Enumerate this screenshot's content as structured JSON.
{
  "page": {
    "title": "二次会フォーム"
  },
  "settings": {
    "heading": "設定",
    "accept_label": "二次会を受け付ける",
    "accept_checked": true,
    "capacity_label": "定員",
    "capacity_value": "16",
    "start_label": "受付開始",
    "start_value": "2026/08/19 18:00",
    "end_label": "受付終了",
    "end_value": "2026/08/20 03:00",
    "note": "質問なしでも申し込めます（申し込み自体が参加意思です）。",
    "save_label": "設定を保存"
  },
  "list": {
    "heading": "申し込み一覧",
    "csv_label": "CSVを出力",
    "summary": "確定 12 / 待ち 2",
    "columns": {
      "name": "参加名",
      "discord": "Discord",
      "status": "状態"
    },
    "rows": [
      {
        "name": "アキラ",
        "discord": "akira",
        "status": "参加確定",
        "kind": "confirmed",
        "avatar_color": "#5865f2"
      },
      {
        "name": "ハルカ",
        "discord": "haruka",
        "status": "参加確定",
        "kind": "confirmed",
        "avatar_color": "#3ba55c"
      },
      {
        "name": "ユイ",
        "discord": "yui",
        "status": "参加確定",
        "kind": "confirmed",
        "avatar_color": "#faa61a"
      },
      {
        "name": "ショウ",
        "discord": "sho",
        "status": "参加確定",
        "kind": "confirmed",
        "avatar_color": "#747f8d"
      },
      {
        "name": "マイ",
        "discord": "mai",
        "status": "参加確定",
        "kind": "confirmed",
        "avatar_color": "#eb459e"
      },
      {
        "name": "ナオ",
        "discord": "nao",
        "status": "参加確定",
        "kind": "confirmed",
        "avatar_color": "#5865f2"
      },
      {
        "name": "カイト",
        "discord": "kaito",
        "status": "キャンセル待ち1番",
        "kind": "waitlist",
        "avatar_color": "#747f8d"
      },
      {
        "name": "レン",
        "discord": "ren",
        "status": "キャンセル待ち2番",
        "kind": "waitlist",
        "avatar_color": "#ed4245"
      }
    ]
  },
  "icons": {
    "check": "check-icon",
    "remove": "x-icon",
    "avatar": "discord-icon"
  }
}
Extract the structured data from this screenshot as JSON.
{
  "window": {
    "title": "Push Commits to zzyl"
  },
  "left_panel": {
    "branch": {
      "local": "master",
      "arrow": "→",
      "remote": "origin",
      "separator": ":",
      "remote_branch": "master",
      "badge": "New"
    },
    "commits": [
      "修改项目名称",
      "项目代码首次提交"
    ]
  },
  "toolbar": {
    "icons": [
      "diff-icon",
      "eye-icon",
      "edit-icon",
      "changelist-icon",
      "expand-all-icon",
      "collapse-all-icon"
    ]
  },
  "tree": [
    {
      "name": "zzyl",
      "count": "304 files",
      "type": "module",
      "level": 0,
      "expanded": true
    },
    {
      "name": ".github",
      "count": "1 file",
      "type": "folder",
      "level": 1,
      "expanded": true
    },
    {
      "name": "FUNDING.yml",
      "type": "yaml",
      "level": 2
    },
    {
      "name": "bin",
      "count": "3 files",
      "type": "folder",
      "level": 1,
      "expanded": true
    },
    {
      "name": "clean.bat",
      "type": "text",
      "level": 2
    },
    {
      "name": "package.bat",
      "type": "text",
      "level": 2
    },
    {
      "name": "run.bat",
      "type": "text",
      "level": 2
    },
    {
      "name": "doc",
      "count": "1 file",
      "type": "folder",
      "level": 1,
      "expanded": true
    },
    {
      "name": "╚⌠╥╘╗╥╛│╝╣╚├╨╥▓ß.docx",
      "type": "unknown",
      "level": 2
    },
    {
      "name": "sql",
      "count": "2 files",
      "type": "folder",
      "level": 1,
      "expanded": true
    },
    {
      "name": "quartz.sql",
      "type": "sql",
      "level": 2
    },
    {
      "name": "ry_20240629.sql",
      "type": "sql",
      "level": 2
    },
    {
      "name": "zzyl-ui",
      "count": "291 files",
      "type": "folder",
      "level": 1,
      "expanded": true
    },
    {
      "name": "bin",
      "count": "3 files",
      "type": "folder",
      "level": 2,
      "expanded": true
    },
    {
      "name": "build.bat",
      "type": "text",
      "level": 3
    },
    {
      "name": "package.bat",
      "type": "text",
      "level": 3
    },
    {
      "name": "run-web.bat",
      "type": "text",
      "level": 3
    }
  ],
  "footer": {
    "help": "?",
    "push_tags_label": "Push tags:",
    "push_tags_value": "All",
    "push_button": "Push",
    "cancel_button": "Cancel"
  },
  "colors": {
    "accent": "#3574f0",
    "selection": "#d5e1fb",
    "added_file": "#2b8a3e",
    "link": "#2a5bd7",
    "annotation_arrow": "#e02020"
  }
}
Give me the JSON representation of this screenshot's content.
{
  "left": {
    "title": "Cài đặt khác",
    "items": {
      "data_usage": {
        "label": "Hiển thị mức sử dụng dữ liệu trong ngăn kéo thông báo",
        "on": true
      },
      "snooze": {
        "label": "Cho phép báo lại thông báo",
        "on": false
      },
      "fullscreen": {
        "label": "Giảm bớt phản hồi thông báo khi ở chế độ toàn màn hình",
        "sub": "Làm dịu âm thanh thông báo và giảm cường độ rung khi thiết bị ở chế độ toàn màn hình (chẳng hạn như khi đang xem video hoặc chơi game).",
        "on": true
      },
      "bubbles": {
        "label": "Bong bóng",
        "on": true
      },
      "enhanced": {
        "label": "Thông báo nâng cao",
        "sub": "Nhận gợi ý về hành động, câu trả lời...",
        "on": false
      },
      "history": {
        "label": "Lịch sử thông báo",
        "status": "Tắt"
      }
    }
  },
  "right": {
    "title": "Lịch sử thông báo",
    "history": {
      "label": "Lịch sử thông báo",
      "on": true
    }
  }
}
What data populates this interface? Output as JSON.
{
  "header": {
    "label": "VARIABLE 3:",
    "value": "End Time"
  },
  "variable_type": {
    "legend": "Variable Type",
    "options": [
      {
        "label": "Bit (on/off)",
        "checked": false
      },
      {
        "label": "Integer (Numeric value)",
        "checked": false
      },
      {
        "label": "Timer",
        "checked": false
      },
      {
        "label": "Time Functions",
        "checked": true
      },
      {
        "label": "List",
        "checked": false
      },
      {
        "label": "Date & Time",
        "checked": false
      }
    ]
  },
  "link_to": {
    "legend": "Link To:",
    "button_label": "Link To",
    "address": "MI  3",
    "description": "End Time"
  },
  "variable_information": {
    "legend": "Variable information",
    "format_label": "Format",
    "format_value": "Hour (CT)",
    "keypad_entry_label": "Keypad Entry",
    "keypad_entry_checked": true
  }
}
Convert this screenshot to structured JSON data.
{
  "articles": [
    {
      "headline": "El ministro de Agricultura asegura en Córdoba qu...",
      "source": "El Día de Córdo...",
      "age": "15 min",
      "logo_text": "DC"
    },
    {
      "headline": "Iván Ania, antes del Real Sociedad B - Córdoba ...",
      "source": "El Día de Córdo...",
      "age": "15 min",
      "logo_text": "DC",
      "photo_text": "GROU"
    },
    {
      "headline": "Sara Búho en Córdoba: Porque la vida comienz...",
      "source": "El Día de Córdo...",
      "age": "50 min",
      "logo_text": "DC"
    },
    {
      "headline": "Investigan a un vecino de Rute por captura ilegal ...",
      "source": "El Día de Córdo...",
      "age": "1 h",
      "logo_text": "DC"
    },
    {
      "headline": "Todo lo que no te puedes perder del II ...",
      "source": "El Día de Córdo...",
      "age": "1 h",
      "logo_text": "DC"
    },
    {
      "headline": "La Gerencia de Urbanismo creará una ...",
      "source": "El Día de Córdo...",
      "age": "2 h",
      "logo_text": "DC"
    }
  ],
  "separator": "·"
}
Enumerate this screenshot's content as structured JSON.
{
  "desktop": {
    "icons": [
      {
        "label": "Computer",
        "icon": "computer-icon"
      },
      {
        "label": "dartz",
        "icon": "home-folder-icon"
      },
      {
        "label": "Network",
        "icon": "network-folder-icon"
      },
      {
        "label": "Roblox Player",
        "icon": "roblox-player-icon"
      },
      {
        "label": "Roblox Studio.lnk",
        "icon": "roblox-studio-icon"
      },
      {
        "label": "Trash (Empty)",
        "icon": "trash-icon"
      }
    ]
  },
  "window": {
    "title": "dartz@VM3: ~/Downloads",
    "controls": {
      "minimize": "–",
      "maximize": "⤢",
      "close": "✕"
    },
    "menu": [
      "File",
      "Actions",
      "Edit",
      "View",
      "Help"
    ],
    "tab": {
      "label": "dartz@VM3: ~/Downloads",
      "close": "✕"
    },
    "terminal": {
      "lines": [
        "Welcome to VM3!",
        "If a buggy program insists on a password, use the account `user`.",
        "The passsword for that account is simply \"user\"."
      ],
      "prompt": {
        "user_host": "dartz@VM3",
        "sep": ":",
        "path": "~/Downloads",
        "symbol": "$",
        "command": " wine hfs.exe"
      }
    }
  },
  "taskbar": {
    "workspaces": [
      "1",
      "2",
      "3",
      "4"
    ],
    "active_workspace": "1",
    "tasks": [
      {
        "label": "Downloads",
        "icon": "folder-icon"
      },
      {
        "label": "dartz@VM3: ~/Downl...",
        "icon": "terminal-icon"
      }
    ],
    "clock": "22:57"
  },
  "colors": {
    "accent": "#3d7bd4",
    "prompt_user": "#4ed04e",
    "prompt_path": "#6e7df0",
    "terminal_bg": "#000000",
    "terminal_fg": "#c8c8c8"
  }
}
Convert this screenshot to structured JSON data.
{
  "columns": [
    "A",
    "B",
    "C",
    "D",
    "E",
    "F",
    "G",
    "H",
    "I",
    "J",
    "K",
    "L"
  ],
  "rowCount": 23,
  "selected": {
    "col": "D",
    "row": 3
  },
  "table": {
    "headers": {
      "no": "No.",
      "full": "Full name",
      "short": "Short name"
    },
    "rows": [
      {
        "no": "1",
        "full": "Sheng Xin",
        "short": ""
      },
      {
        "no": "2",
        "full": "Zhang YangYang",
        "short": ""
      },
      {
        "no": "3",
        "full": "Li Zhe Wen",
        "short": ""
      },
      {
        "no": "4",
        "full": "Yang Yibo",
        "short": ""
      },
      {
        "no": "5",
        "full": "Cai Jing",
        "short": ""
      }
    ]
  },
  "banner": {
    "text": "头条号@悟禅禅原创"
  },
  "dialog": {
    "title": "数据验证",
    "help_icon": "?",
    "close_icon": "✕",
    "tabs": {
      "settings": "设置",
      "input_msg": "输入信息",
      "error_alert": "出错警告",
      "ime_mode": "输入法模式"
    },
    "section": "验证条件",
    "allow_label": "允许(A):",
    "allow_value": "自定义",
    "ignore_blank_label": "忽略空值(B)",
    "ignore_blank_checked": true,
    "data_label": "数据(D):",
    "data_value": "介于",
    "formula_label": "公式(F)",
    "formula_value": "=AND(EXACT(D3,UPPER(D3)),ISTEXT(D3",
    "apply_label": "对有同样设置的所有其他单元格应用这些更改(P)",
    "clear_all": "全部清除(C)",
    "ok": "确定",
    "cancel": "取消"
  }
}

++++

Copy every line above that includes the string "zzyl".

- **FULL OUTPUT**
    "title": "Push Commits to zzyl"
      "name": "zzyl",
      "name": "zzyl-ui",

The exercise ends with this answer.